(Stored data)
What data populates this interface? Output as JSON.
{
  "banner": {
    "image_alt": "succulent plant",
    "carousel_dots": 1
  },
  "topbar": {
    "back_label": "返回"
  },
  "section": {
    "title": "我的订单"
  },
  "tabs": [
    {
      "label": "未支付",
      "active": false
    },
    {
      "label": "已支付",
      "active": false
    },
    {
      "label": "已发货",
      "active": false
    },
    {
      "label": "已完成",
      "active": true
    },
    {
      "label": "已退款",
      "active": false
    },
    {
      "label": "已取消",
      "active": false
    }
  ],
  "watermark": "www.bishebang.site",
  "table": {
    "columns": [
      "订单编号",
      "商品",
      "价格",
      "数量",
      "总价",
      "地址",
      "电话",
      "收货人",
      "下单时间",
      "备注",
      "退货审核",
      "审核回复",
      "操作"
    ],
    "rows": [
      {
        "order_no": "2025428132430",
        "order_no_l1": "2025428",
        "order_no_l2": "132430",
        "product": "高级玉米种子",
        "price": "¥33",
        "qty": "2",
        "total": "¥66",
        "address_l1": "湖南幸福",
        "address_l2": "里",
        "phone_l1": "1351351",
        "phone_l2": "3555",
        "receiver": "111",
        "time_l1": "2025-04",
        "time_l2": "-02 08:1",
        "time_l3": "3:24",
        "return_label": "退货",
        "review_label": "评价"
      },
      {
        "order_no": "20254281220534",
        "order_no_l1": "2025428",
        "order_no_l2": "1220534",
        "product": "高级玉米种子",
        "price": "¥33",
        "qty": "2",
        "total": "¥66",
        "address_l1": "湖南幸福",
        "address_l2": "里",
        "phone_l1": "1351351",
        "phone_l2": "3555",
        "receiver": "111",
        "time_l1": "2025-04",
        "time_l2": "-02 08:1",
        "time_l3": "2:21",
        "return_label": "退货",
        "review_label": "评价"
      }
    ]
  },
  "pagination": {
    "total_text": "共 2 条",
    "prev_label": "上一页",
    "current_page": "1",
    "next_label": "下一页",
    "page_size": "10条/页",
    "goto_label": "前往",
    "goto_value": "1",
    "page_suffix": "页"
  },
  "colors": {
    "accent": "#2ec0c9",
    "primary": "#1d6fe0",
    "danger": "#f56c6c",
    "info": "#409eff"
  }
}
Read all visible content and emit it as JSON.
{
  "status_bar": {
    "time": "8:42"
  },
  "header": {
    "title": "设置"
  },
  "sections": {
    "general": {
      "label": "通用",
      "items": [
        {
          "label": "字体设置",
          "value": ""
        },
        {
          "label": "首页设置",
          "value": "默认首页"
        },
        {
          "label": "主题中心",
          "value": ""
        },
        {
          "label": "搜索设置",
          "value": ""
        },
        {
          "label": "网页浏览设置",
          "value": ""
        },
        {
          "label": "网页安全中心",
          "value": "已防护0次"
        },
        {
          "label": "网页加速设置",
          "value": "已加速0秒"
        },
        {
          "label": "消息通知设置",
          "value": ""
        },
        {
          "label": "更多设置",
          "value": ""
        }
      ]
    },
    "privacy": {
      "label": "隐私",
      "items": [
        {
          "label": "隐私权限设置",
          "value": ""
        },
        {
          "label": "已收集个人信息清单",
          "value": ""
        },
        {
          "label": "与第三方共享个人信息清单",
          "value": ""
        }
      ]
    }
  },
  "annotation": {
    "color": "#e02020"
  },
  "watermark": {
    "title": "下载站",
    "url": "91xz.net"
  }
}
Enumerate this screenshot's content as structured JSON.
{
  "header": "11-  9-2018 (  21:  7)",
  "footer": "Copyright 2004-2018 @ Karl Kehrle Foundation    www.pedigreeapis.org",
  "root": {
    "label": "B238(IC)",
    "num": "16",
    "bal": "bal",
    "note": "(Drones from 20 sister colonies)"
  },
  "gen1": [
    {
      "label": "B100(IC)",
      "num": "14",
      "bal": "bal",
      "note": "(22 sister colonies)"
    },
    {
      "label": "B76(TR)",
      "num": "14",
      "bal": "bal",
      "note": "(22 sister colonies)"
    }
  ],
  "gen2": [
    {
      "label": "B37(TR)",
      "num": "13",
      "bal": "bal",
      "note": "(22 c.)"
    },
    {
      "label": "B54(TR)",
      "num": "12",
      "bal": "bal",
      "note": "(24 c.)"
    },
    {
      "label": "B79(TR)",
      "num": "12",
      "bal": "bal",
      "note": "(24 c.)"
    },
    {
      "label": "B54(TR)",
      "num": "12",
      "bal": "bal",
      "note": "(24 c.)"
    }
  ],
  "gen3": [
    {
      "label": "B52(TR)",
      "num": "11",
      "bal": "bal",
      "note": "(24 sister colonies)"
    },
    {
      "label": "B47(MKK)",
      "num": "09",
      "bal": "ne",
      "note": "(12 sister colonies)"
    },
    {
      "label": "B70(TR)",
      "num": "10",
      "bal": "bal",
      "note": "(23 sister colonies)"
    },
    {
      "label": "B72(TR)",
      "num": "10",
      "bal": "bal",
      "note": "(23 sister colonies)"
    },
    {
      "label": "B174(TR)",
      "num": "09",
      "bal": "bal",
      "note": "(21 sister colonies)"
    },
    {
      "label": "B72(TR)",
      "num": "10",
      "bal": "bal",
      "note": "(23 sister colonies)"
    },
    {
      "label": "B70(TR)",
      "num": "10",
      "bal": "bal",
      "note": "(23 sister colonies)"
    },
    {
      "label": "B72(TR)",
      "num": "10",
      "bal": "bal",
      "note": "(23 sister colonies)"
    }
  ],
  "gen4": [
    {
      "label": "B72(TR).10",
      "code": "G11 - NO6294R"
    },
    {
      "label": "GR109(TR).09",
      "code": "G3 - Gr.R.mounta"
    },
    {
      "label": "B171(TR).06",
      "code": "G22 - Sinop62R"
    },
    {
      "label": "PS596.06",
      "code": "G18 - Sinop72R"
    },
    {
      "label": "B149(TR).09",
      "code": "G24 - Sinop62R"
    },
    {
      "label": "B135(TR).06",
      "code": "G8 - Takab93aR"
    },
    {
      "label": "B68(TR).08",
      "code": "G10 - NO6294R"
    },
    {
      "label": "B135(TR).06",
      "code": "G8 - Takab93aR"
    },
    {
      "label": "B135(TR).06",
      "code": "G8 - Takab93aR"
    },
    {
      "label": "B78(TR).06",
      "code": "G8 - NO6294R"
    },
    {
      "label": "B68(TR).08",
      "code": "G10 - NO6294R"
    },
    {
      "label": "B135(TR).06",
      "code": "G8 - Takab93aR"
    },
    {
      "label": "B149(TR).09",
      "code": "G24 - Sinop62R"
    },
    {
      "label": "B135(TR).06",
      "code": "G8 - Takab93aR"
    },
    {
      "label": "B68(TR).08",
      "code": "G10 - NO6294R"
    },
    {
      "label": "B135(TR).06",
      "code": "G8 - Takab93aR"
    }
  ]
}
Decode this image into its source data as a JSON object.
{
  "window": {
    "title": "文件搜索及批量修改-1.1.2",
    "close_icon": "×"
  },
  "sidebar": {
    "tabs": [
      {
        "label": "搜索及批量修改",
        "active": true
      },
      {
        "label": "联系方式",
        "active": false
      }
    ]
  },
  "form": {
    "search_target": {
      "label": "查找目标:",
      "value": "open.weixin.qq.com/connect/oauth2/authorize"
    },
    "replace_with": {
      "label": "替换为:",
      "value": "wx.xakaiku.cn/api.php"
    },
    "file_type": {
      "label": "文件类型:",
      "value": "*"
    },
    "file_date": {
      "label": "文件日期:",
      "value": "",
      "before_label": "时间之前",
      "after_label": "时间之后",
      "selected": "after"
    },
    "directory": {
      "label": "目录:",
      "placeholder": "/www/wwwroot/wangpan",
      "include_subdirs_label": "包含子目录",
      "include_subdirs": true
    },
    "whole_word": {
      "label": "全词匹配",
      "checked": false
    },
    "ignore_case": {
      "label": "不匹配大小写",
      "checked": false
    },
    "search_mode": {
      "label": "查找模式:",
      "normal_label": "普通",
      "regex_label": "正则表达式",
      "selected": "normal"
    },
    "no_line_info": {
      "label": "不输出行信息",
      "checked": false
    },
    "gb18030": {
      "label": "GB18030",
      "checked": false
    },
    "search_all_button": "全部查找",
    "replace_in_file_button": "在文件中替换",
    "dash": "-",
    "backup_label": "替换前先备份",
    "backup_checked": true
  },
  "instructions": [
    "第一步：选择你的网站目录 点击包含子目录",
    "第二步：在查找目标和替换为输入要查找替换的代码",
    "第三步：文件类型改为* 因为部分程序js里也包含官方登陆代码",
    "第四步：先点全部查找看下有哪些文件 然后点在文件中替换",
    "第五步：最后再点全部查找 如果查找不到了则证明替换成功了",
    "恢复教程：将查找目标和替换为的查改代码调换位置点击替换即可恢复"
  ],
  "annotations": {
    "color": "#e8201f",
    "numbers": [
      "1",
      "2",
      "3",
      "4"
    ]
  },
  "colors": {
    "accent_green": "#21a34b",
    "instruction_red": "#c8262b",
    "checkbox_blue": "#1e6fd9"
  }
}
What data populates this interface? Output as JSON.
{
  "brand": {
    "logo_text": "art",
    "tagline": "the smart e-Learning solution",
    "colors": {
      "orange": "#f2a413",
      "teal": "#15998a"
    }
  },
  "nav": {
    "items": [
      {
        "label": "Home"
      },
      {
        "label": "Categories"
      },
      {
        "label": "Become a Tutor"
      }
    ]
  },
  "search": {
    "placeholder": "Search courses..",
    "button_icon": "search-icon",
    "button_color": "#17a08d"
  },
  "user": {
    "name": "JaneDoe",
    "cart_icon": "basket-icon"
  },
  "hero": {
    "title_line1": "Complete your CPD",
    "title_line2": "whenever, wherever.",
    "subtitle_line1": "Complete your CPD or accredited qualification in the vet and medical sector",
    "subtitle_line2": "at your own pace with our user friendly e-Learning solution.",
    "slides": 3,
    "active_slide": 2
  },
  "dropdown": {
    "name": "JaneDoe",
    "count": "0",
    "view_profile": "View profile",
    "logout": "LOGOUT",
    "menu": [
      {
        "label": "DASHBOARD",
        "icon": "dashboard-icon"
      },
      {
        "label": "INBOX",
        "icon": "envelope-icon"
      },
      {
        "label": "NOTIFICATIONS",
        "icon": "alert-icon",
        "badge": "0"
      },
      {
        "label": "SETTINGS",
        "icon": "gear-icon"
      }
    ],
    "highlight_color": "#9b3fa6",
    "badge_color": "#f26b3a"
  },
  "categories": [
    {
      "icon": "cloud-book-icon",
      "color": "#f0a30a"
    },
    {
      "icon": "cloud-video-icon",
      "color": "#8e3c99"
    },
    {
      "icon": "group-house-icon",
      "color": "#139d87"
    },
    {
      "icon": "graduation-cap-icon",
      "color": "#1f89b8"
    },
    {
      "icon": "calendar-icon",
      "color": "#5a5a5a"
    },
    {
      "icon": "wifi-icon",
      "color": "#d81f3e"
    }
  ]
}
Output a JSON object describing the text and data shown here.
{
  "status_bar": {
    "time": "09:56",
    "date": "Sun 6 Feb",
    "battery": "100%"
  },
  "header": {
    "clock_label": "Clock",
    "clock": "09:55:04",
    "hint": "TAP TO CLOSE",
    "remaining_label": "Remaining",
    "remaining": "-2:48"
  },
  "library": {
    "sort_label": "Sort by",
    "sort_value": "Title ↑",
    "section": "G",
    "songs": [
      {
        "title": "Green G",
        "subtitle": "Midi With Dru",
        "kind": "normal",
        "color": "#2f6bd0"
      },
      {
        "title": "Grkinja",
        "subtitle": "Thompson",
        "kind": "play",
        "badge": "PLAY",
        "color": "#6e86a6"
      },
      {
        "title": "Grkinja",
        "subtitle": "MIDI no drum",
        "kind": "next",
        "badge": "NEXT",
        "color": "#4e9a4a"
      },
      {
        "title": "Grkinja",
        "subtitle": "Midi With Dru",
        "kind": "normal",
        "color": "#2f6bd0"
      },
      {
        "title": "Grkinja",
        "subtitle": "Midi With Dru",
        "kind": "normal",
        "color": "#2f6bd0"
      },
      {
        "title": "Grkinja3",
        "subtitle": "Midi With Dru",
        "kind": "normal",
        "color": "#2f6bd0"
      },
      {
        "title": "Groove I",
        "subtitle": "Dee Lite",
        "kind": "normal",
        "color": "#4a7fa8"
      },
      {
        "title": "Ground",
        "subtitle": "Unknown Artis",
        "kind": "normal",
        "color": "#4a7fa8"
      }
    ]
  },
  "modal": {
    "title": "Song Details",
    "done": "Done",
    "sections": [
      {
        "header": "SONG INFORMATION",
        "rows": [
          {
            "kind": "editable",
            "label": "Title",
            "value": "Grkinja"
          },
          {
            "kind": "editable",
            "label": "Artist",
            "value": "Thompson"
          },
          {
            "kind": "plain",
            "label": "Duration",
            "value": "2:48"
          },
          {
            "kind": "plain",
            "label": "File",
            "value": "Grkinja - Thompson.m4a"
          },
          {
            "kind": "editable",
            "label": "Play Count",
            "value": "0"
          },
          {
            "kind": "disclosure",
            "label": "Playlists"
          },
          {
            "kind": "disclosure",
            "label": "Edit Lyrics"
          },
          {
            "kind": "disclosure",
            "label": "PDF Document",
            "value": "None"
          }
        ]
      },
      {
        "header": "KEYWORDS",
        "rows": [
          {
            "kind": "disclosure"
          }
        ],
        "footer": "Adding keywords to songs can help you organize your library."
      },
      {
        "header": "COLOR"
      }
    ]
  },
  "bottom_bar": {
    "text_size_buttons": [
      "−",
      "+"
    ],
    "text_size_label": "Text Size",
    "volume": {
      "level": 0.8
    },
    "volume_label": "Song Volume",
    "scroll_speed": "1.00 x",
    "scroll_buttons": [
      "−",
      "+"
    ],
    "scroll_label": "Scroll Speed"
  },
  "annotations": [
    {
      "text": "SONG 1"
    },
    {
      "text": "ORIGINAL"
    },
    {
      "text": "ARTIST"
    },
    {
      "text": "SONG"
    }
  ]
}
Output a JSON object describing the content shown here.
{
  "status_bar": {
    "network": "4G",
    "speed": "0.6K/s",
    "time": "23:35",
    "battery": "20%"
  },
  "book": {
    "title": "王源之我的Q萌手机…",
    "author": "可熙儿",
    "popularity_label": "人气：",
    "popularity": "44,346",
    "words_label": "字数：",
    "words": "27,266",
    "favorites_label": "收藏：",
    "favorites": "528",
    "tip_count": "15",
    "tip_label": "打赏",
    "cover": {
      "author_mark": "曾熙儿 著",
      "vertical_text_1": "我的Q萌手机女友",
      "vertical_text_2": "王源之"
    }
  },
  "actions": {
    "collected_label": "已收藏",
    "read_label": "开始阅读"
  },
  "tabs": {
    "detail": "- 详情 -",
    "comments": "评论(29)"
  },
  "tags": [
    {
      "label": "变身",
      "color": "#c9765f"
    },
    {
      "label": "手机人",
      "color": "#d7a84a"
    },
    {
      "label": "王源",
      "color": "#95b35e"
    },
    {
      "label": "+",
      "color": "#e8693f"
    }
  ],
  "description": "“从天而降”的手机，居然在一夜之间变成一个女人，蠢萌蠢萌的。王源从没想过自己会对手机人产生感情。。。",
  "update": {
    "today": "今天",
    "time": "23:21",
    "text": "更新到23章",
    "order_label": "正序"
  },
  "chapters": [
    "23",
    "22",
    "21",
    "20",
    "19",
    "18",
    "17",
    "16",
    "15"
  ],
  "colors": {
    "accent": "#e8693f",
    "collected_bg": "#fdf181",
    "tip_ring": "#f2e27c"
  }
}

» Task objective: For this exercise, gather every line of the data that contains the word "Output".

» Answer to this problem:
What data populates this interface? Output as JSON.
What data populates this interface? Output as JSON.
Output a JSON object describing the text and data shown here.
Output a JSON object describing the content shown here.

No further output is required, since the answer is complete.